→ PROBLEM STATEMENT
Print the listing as it stands, omitting all images.

Figure data in JSON
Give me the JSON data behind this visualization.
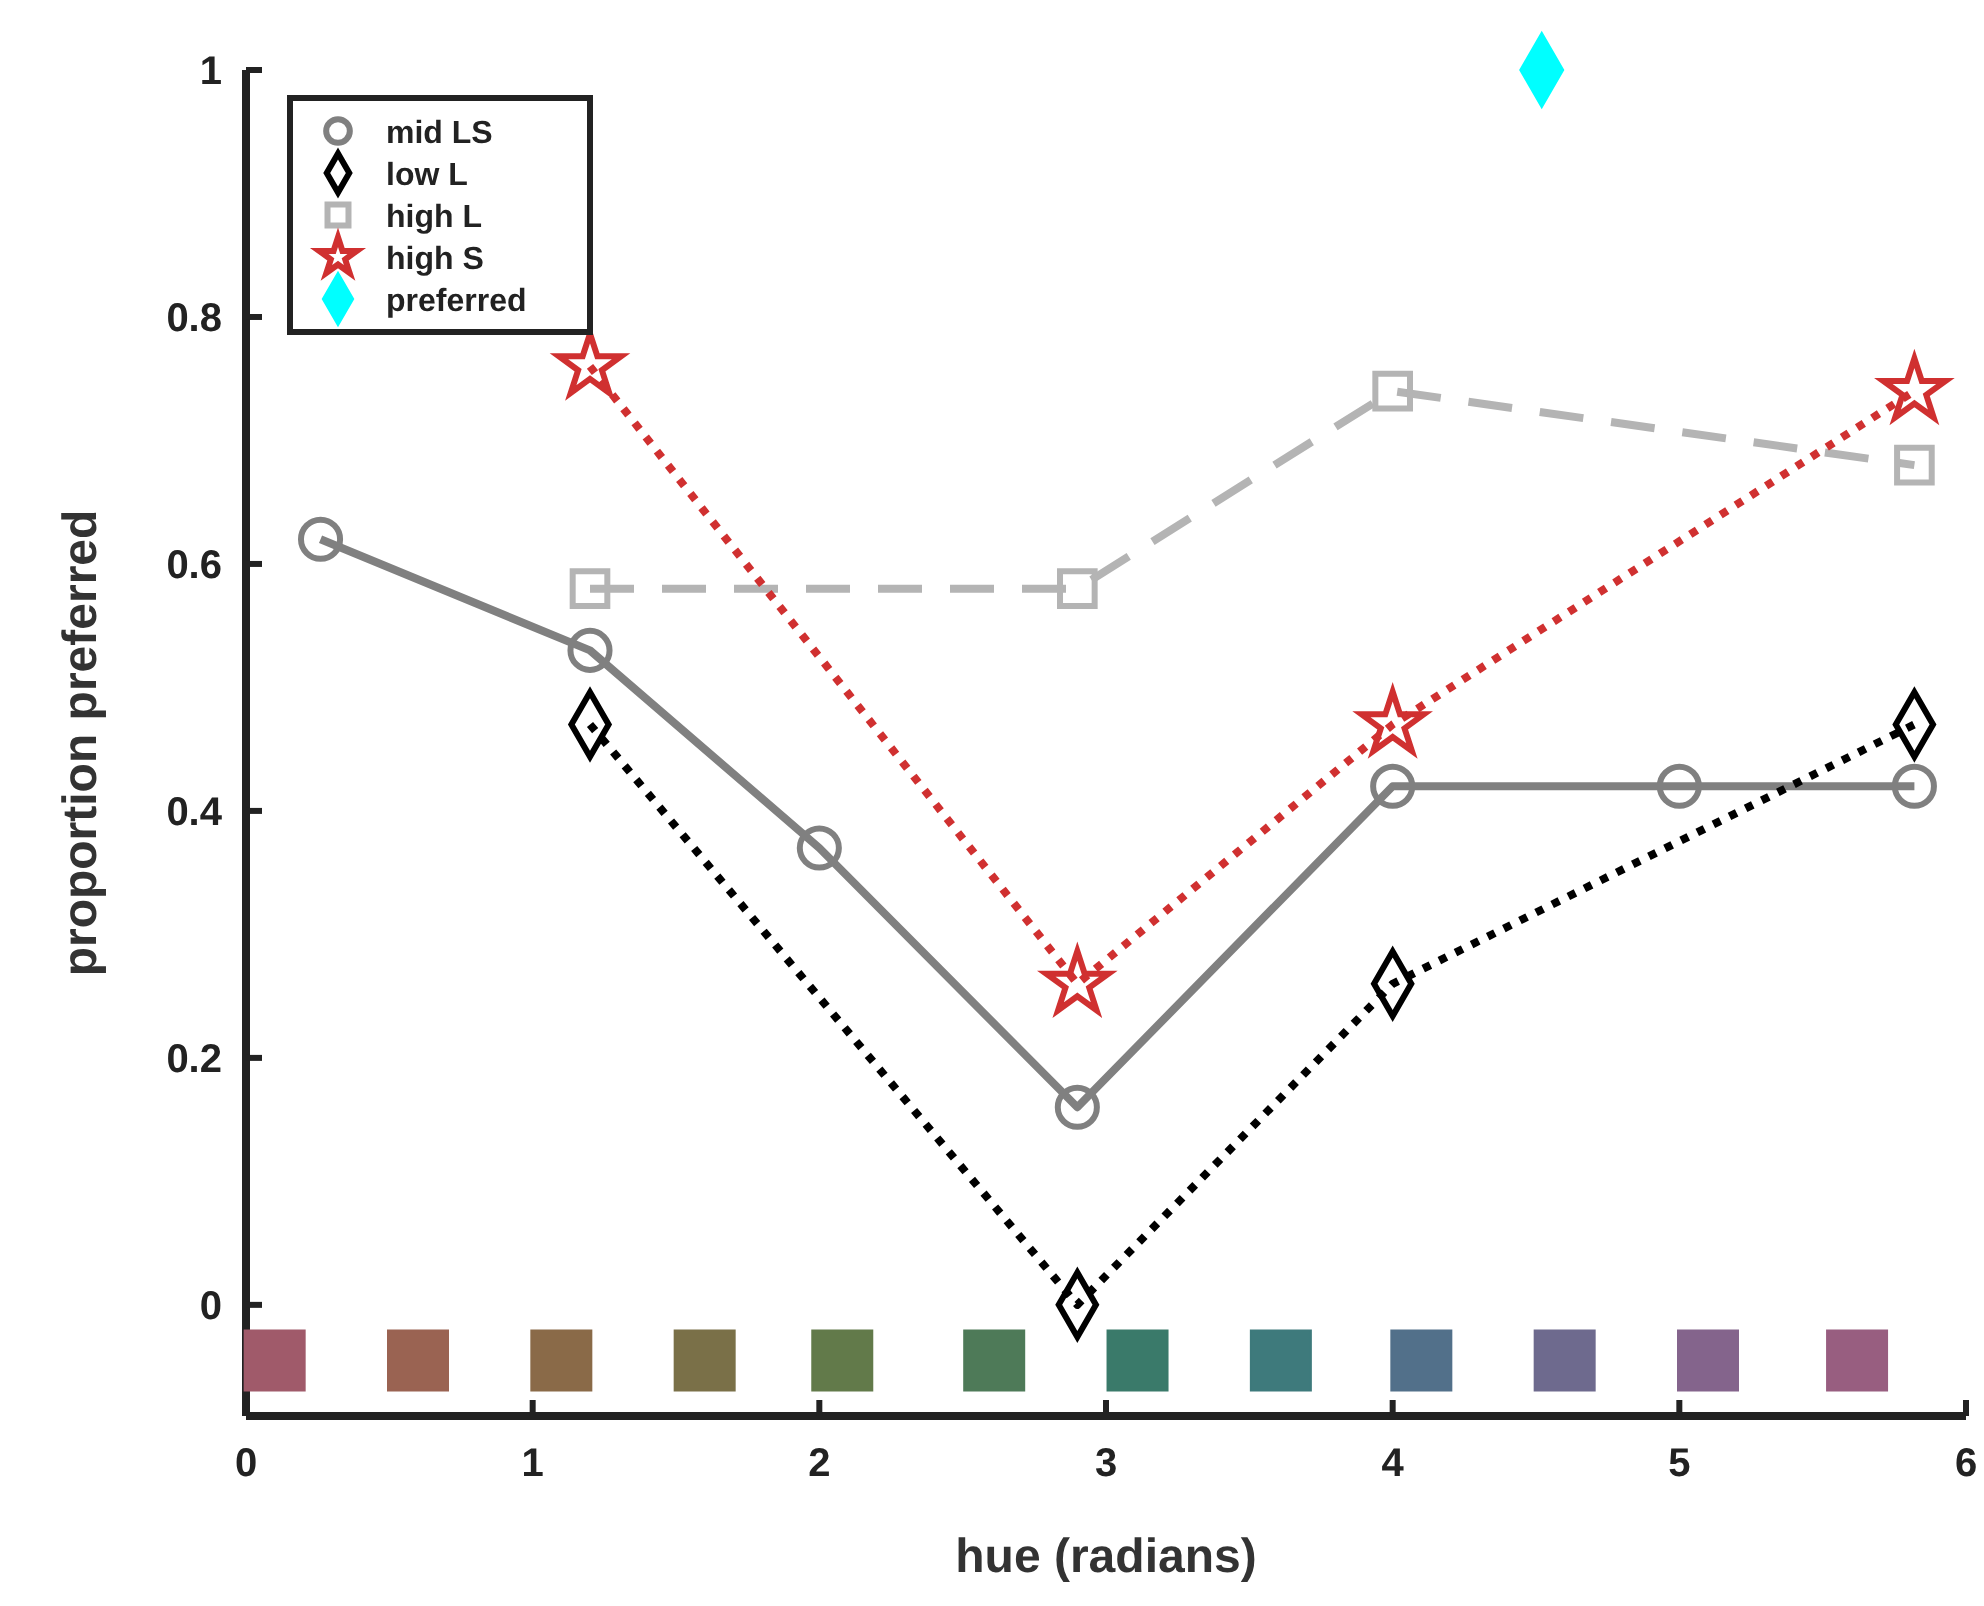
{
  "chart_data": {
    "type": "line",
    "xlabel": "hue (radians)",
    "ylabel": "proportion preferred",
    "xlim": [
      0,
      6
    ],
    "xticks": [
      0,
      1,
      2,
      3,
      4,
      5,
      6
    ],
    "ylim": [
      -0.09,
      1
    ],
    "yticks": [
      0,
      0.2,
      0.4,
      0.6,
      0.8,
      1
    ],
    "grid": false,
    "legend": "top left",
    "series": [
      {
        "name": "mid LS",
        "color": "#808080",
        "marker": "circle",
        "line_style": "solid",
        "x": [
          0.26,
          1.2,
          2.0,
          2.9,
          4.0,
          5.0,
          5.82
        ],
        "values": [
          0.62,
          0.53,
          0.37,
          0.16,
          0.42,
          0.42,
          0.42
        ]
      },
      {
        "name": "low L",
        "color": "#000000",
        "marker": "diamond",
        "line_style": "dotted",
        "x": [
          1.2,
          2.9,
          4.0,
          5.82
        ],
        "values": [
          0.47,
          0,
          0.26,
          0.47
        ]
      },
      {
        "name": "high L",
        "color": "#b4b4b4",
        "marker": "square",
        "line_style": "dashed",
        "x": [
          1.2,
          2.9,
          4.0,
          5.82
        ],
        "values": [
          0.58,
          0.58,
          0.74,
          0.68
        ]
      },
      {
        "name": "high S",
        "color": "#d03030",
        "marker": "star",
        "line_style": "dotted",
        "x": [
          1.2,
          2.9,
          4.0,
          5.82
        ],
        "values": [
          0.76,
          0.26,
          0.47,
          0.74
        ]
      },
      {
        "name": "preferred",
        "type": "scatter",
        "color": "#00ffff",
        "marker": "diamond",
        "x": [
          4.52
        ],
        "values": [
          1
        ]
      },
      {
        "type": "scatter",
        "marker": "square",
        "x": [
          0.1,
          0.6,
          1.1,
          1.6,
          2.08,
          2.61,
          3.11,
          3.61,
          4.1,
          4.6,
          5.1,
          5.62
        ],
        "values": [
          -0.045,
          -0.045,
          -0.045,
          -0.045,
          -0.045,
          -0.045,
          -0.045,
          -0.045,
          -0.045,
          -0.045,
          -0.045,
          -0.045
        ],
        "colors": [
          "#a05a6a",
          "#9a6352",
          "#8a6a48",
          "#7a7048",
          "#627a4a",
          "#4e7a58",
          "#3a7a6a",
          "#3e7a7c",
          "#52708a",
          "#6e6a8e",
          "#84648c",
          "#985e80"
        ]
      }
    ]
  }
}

→ TASK RESPONSE
Give me the JSON data behind this visualization.
{
  "chart_data": {
    "type": "line",
    "xlabel": "hue (radians)",
    "ylabel": "proportion preferred",
    "xlim": [
      0,
      6
    ],
    "xticks": [
      0,
      1,
      2,
      3,
      4,
      5,
      6
    ],
    "ylim": [
      -0.09,
      1
    ],
    "yticks": [
      0,
      0.2,
      0.4,
      0.6,
      0.8,
      1
    ],
    "grid": false,
    "legend": "top left",
    "series": [
      {
        "name": "mid LS",
        "color": "#808080",
        "marker": "circle",
        "line_style": "solid",
        "x": [
          0.26,
          1.2,
          2.0,
          2.9,
          4.0,
          5.0,
          5.82
        ],
        "values": [
          0.62,
          0.53,
          0.37,
          0.16,
          0.42,
          0.42,
          0.42
        ]
      },
      {
        "name": "low L",
        "color": "#000000",
        "marker": "diamond",
        "line_style": "dotted",
        "x": [
          1.2,
          2.9,
          4.0,
          5.82
        ],
        "values": [
          0.47,
          0,
          0.26,
          0.47
        ]
      },
      {
        "name": "high L",
        "color": "#b4b4b4",
        "marker": "square",
        "line_style": "dashed",
        "x": [
          1.2,
          2.9,
          4.0,
          5.82
        ],
        "values": [
          0.58,
          0.58,
          0.74,
          0.68
        ]
      },
      {
        "name": "high S",
        "color": "#d03030",
        "marker": "star",
        "line_style": "dotted",
        "x": [
          1.2,
          2.9,
          4.0,
          5.82
        ],
        "values": [
          0.76,
          0.26,
          0.47,
          0.74
        ]
      },
      {
        "name": "preferred",
        "type": "scatter",
        "color": "#00ffff",
        "marker": "diamond",
        "x": [
          4.52
        ],
        "values": [
          1
        ]
      },
      {
        "type": "scatter",
        "marker": "square",
        "x": [
          0.1,
          0.6,
          1.1,
          1.6,
          2.08,
          2.61,
          3.11,
          3.61,
          4.1,
          4.6,
          5.1,
          5.62
        ],
        "values": [
          -0.045,
          -0.045,
          -0.045,
          -0.045,
          -0.045,
          -0.045,
          -0.045,
          -0.045,
          -0.045,
          -0.045,
          -0.045,
          -0.045
        ],
        "colors": [
          "#a05a6a",
          "#9a6352",
          "#8a6a48",
          "#7a7048",
          "#627a4a",
          "#4e7a58",
          "#3a7a6a",
          "#3e7a7c",
          "#52708a",
          "#6e6a8e",
          "#84648c",
          "#985e80"
        ]
      }
    ]
  }
}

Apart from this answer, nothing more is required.